**PROBLEM DETAILS:**
Copy out the listing in full, exactly as written, but not its pictures.
— START DATA TO PROCESS —
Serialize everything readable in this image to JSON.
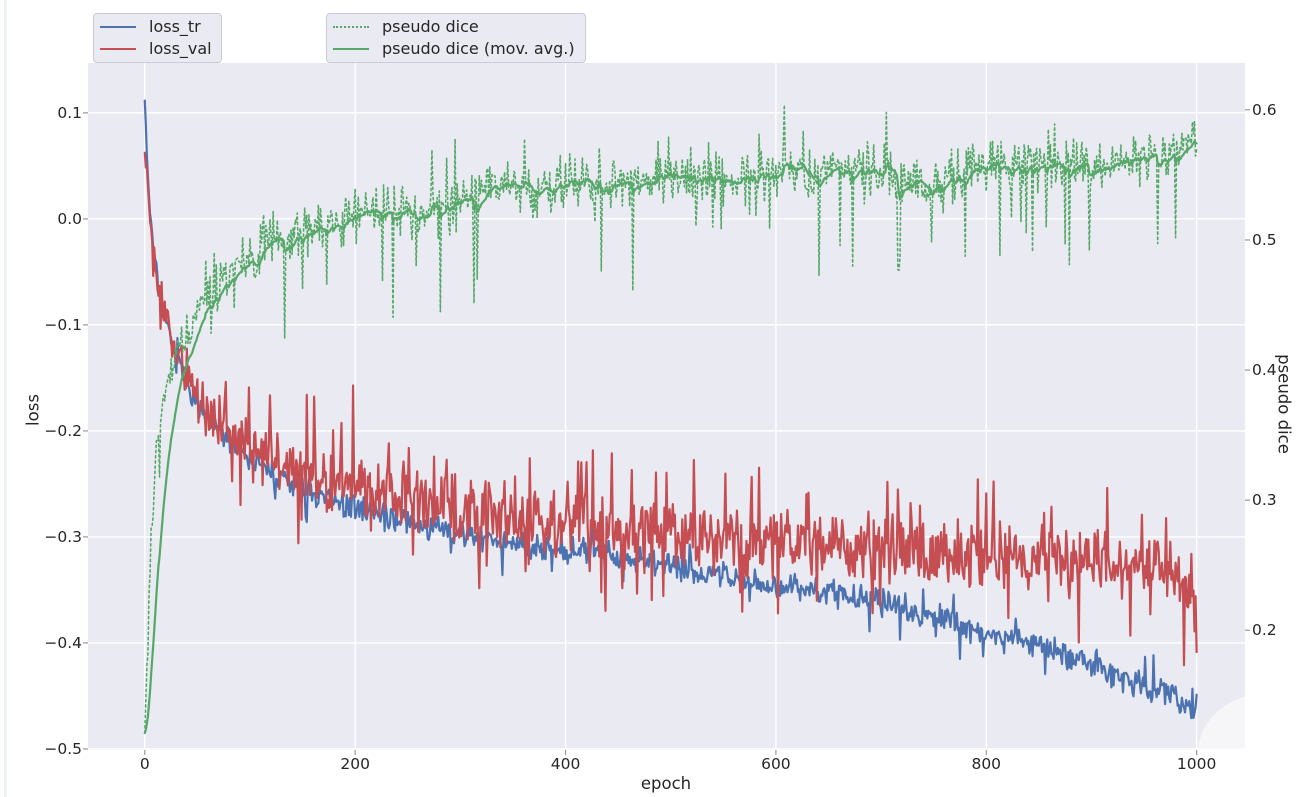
{
  "figure": {
    "background": "#ffffff",
    "axes_background": "#eaeaf2",
    "grid_color": "#ffffff",
    "tick_color": "#999999",
    "text_color": "#262626"
  },
  "legend": {
    "loss_box": {
      "items": [
        {
          "label": "loss_tr",
          "color": "#4c72b0",
          "style": "solid"
        },
        {
          "label": "loss_val",
          "color": "#c44e52",
          "style": "solid"
        }
      ]
    },
    "dice_box": {
      "items": [
        {
          "label": "pseudo dice",
          "color": "#55a868",
          "style": "dotted"
        },
        {
          "label": "pseudo dice (mov. avg.)",
          "color": "#55a868",
          "style": "solid"
        }
      ]
    }
  },
  "chart_data": {
    "type": "line",
    "title": "",
    "xlabel": "epoch",
    "ylabel_left": "loss",
    "ylabel_right": "pseudo dice",
    "grid": true,
    "x_range": [
      -54,
      1046
    ],
    "y_range_left": [
      -0.501,
      0.147
    ],
    "y_range_right": [
      0.108,
      0.636
    ],
    "x_ticks": [
      {
        "label": "0",
        "value": 0
      },
      {
        "label": "200",
        "value": 200
      },
      {
        "label": "400",
        "value": 400
      },
      {
        "label": "600",
        "value": 600
      },
      {
        "label": "800",
        "value": 800
      },
      {
        "label": "1000",
        "value": 1000
      }
    ],
    "y_ticks_left": [
      {
        "label": "0.1",
        "value": 0.1
      },
      {
        "label": "0.0",
        "value": 0.0
      },
      {
        "label": "−0.1",
        "value": -0.1
      },
      {
        "label": "−0.2",
        "value": -0.2
      },
      {
        "label": "−0.3",
        "value": -0.3
      },
      {
        "label": "−0.4",
        "value": -0.4
      },
      {
        "label": "−0.5",
        "value": -0.5
      }
    ],
    "y_ticks_right": [
      {
        "label": "0.6",
        "value": 0.6
      },
      {
        "label": "0.5",
        "value": 0.5
      },
      {
        "label": "0.4",
        "value": 0.4
      },
      {
        "label": "0.3",
        "value": 0.3
      },
      {
        "label": "0.2",
        "value": 0.2
      }
    ],
    "epoch_range": [
      0,
      1000
    ],
    "series": [
      {
        "name": "loss_tr",
        "axis": "left",
        "color": "#4c72b0",
        "line": "solid",
        "width": 2.2,
        "trend": [
          [
            0,
            0.115
          ],
          [
            2,
            0.06
          ],
          [
            4,
            0.02
          ],
          [
            6,
            -0.005
          ],
          [
            10,
            -0.04
          ],
          [
            15,
            -0.07
          ],
          [
            20,
            -0.095
          ],
          [
            30,
            -0.133
          ],
          [
            40,
            -0.155
          ],
          [
            50,
            -0.175
          ],
          [
            60,
            -0.19
          ],
          [
            75,
            -0.205
          ],
          [
            100,
            -0.225
          ],
          [
            125,
            -0.243
          ],
          [
            150,
            -0.257
          ],
          [
            175,
            -0.266
          ],
          [
            200,
            -0.272
          ],
          [
            250,
            -0.287
          ],
          [
            300,
            -0.297
          ],
          [
            350,
            -0.306
          ],
          [
            400,
            -0.313
          ],
          [
            430,
            -0.31
          ],
          [
            460,
            -0.32
          ],
          [
            500,
            -0.327
          ],
          [
            550,
            -0.336
          ],
          [
            600,
            -0.345
          ],
          [
            650,
            -0.352
          ],
          [
            700,
            -0.362
          ],
          [
            750,
            -0.375
          ],
          [
            800,
            -0.39
          ],
          [
            850,
            -0.403
          ],
          [
            900,
            -0.42
          ],
          [
            950,
            -0.44
          ],
          [
            980,
            -0.452
          ],
          [
            1000,
            -0.462
          ]
        ],
        "noise": {
          "amp": 0.012,
          "spike_p": 0.05,
          "spike_amp": 0.02,
          "seed": 7
        }
      },
      {
        "name": "loss_val",
        "axis": "left",
        "color": "#c44e52",
        "line": "solid",
        "width": 2.2,
        "trend": [
          [
            0,
            0.068
          ],
          [
            2,
            0.045
          ],
          [
            4,
            0.015
          ],
          [
            6,
            -0.01
          ],
          [
            10,
            -0.04
          ],
          [
            15,
            -0.07
          ],
          [
            20,
            -0.093
          ],
          [
            30,
            -0.128
          ],
          [
            40,
            -0.15
          ],
          [
            50,
            -0.168
          ],
          [
            60,
            -0.182
          ],
          [
            75,
            -0.196
          ],
          [
            100,
            -0.213
          ],
          [
            125,
            -0.227
          ],
          [
            150,
            -0.238
          ],
          [
            175,
            -0.246
          ],
          [
            200,
            -0.252
          ],
          [
            250,
            -0.263
          ],
          [
            300,
            -0.273
          ],
          [
            350,
            -0.281
          ],
          [
            400,
            -0.287
          ],
          [
            450,
            -0.292
          ],
          [
            500,
            -0.297
          ],
          [
            550,
            -0.3
          ],
          [
            600,
            -0.303
          ],
          [
            650,
            -0.307
          ],
          [
            700,
            -0.31
          ],
          [
            750,
            -0.313
          ],
          [
            800,
            -0.316
          ],
          [
            850,
            -0.318
          ],
          [
            900,
            -0.32
          ],
          [
            950,
            -0.328
          ],
          [
            985,
            -0.34
          ],
          [
            1000,
            -0.378
          ]
        ],
        "noise": {
          "amp": 0.029,
          "spike_p": 0.12,
          "spike_amp": 0.045,
          "seed": 13
        }
      },
      {
        "name": "pseudo dice",
        "axis": "right",
        "color": "#55a868",
        "line": "dotted",
        "width": 1.6,
        "trend": [
          [
            0,
            0.125
          ],
          [
            3,
            0.2
          ],
          [
            6,
            0.27
          ],
          [
            10,
            0.33
          ],
          [
            15,
            0.365
          ],
          [
            20,
            0.385
          ],
          [
            30,
            0.41
          ],
          [
            40,
            0.428
          ],
          [
            50,
            0.442
          ],
          [
            60,
            0.455
          ],
          [
            80,
            0.474
          ],
          [
            100,
            0.49
          ],
          [
            120,
            0.498
          ],
          [
            150,
            0.506
          ],
          [
            175,
            0.513
          ],
          [
            200,
            0.52
          ],
          [
            230,
            0.524
          ],
          [
            260,
            0.52
          ],
          [
            290,
            0.528
          ],
          [
            320,
            0.537
          ],
          [
            350,
            0.542
          ],
          [
            380,
            0.538
          ],
          [
            410,
            0.546
          ],
          [
            440,
            0.538
          ],
          [
            470,
            0.546
          ],
          [
            500,
            0.548
          ],
          [
            530,
            0.552
          ],
          [
            560,
            0.547
          ],
          [
            590,
            0.552
          ],
          [
            620,
            0.552
          ],
          [
            650,
            0.553
          ],
          [
            680,
            0.556
          ],
          [
            710,
            0.548
          ],
          [
            740,
            0.54
          ],
          [
            760,
            0.545
          ],
          [
            780,
            0.553
          ],
          [
            800,
            0.556
          ],
          [
            830,
            0.558
          ],
          [
            860,
            0.557
          ],
          [
            890,
            0.558
          ],
          [
            920,
            0.558
          ],
          [
            950,
            0.562
          ],
          [
            975,
            0.566
          ],
          [
            1000,
            0.578
          ]
        ],
        "noise": {
          "amp": 0.02,
          "dip_p": 0.055,
          "dip_amp": 0.075,
          "up_p": 0.03,
          "up_amp": 0.03,
          "seed": 29
        }
      },
      {
        "name": "pseudo dice (mov. avg.)",
        "axis": "right",
        "color": "#55a868",
        "line": "solid",
        "width": 2.2,
        "derived_from": "pseudo dice",
        "ema_alpha": 0.9
      }
    ]
  }
}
— END DATA TO PROCESS —
**TASK RESULT:**
Serialize everything readable in this image to JSON.
{
  "figure": {
    "background": "#ffffff",
    "axes_background": "#eaeaf2",
    "grid_color": "#ffffff",
    "tick_color": "#999999",
    "text_color": "#262626"
  },
  "legend": {
    "loss_box": {
      "items": [
        {
          "label": "loss_tr",
          "color": "#4c72b0",
          "style": "solid"
        },
        {
          "label": "loss_val",
          "color": "#c44e52",
          "style": "solid"
        }
      ]
    },
    "dice_box": {
      "items": [
        {
          "label": "pseudo dice",
          "color": "#55a868",
          "style": "dotted"
        },
        {
          "label": "pseudo dice (mov. avg.)",
          "color": "#55a868",
          "style": "solid"
        }
      ]
    }
  },
  "chart_data": {
    "type": "line",
    "title": "",
    "xlabel": "epoch",
    "ylabel_left": "loss",
    "ylabel_right": "pseudo dice",
    "grid": true,
    "x_range": [
      -54,
      1046
    ],
    "y_range_left": [
      -0.501,
      0.147
    ],
    "y_range_right": [
      0.108,
      0.636
    ],
    "x_ticks": [
      {
        "label": "0",
        "value": 0
      },
      {
        "label": "200",
        "value": 200
      },
      {
        "label": "400",
        "value": 400
      },
      {
        "label": "600",
        "value": 600
      },
      {
        "label": "800",
        "value": 800
      },
      {
        "label": "1000",
        "value": 1000
      }
    ],
    "y_ticks_left": [
      {
        "label": "0.1",
        "value": 0.1
      },
      {
        "label": "0.0",
        "value": 0.0
      },
      {
        "label": "−0.1",
        "value": -0.1
      },
      {
        "label": "−0.2",
        "value": -0.2
      },
      {
        "label": "−0.3",
        "value": -0.3
      },
      {
        "label": "−0.4",
        "value": -0.4
      },
      {
        "label": "−0.5",
        "value": -0.5
      }
    ],
    "y_ticks_right": [
      {
        "label": "0.6",
        "value": 0.6
      },
      {
        "label": "0.5",
        "value": 0.5
      },
      {
        "label": "0.4",
        "value": 0.4
      },
      {
        "label": "0.3",
        "value": 0.3
      },
      {
        "label": "0.2",
        "value": 0.2
      }
    ],
    "epoch_range": [
      0,
      1000
    ],
    "series": [
      {
        "name": "loss_tr",
        "axis": "left",
        "color": "#4c72b0",
        "line": "solid",
        "width": 2.2,
        "trend": [
          [
            0,
            0.115
          ],
          [
            2,
            0.06
          ],
          [
            4,
            0.02
          ],
          [
            6,
            -0.005
          ],
          [
            10,
            -0.04
          ],
          [
            15,
            -0.07
          ],
          [
            20,
            -0.095
          ],
          [
            30,
            -0.133
          ],
          [
            40,
            -0.155
          ],
          [
            50,
            -0.175
          ],
          [
            60,
            -0.19
          ],
          [
            75,
            -0.205
          ],
          [
            100,
            -0.225
          ],
          [
            125,
            -0.243
          ],
          [
            150,
            -0.257
          ],
          [
            175,
            -0.266
          ],
          [
            200,
            -0.272
          ],
          [
            250,
            -0.287
          ],
          [
            300,
            -0.297
          ],
          [
            350,
            -0.306
          ],
          [
            400,
            -0.313
          ],
          [
            430,
            -0.31
          ],
          [
            460,
            -0.32
          ],
          [
            500,
            -0.327
          ],
          [
            550,
            -0.336
          ],
          [
            600,
            -0.345
          ],
          [
            650,
            -0.352
          ],
          [
            700,
            -0.362
          ],
          [
            750,
            -0.375
          ],
          [
            800,
            -0.39
          ],
          [
            850,
            -0.403
          ],
          [
            900,
            -0.42
          ],
          [
            950,
            -0.44
          ],
          [
            980,
            -0.452
          ],
          [
            1000,
            -0.462
          ]
        ],
        "noise": {
          "amp": 0.012,
          "spike_p": 0.05,
          "spike_amp": 0.02,
          "seed": 7
        }
      },
      {
        "name": "loss_val",
        "axis": "left",
        "color": "#c44e52",
        "line": "solid",
        "width": 2.2,
        "trend": [
          [
            0,
            0.068
          ],
          [
            2,
            0.045
          ],
          [
            4,
            0.015
          ],
          [
            6,
            -0.01
          ],
          [
            10,
            -0.04
          ],
          [
            15,
            -0.07
          ],
          [
            20,
            -0.093
          ],
          [
            30,
            -0.128
          ],
          [
            40,
            -0.15
          ],
          [
            50,
            -0.168
          ],
          [
            60,
            -0.182
          ],
          [
            75,
            -0.196
          ],
          [
            100,
            -0.213
          ],
          [
            125,
            -0.227
          ],
          [
            150,
            -0.238
          ],
          [
            175,
            -0.246
          ],
          [
            200,
            -0.252
          ],
          [
            250,
            -0.263
          ],
          [
            300,
            -0.273
          ],
          [
            350,
            -0.281
          ],
          [
            400,
            -0.287
          ],
          [
            450,
            -0.292
          ],
          [
            500,
            -0.297
          ],
          [
            550,
            -0.3
          ],
          [
            600,
            -0.303
          ],
          [
            650,
            -0.307
          ],
          [
            700,
            -0.31
          ],
          [
            750,
            -0.313
          ],
          [
            800,
            -0.316
          ],
          [
            850,
            -0.318
          ],
          [
            900,
            -0.32
          ],
          [
            950,
            -0.328
          ],
          [
            985,
            -0.34
          ],
          [
            1000,
            -0.378
          ]
        ],
        "noise": {
          "amp": 0.029,
          "spike_p": 0.12,
          "spike_amp": 0.045,
          "seed": 13
        }
      },
      {
        "name": "pseudo dice",
        "axis": "right",
        "color": "#55a868",
        "line": "dotted",
        "width": 1.6,
        "trend": [
          [
            0,
            0.125
          ],
          [
            3,
            0.2
          ],
          [
            6,
            0.27
          ],
          [
            10,
            0.33
          ],
          [
            15,
            0.365
          ],
          [
            20,
            0.385
          ],
          [
            30,
            0.41
          ],
          [
            40,
            0.428
          ],
          [
            50,
            0.442
          ],
          [
            60,
            0.455
          ],
          [
            80,
            0.474
          ],
          [
            100,
            0.49
          ],
          [
            120,
            0.498
          ],
          [
            150,
            0.506
          ],
          [
            175,
            0.513
          ],
          [
            200,
            0.52
          ],
          [
            230,
            0.524
          ],
          [
            260,
            0.52
          ],
          [
            290,
            0.528
          ],
          [
            320,
            0.537
          ],
          [
            350,
            0.542
          ],
          [
            380,
            0.538
          ],
          [
            410,
            0.546
          ],
          [
            440,
            0.538
          ],
          [
            470,
            0.546
          ],
          [
            500,
            0.548
          ],
          [
            530,
            0.552
          ],
          [
            560,
            0.547
          ],
          [
            590,
            0.552
          ],
          [
            620,
            0.552
          ],
          [
            650,
            0.553
          ],
          [
            680,
            0.556
          ],
          [
            710,
            0.548
          ],
          [
            740,
            0.54
          ],
          [
            760,
            0.545
          ],
          [
            780,
            0.553
          ],
          [
            800,
            0.556
          ],
          [
            830,
            0.558
          ],
          [
            860,
            0.557
          ],
          [
            890,
            0.558
          ],
          [
            920,
            0.558
          ],
          [
            950,
            0.562
          ],
          [
            975,
            0.566
          ],
          [
            1000,
            0.578
          ]
        ],
        "noise": {
          "amp": 0.02,
          "dip_p": 0.055,
          "dip_amp": 0.075,
          "up_p": 0.03,
          "up_amp": 0.03,
          "seed": 29
        }
      },
      {
        "name": "pseudo dice (mov. avg.)",
        "axis": "right",
        "color": "#55a868",
        "line": "solid",
        "width": 2.2,
        "derived_from": "pseudo dice",
        "ema_alpha": 0.9
      }
    ]
  }
}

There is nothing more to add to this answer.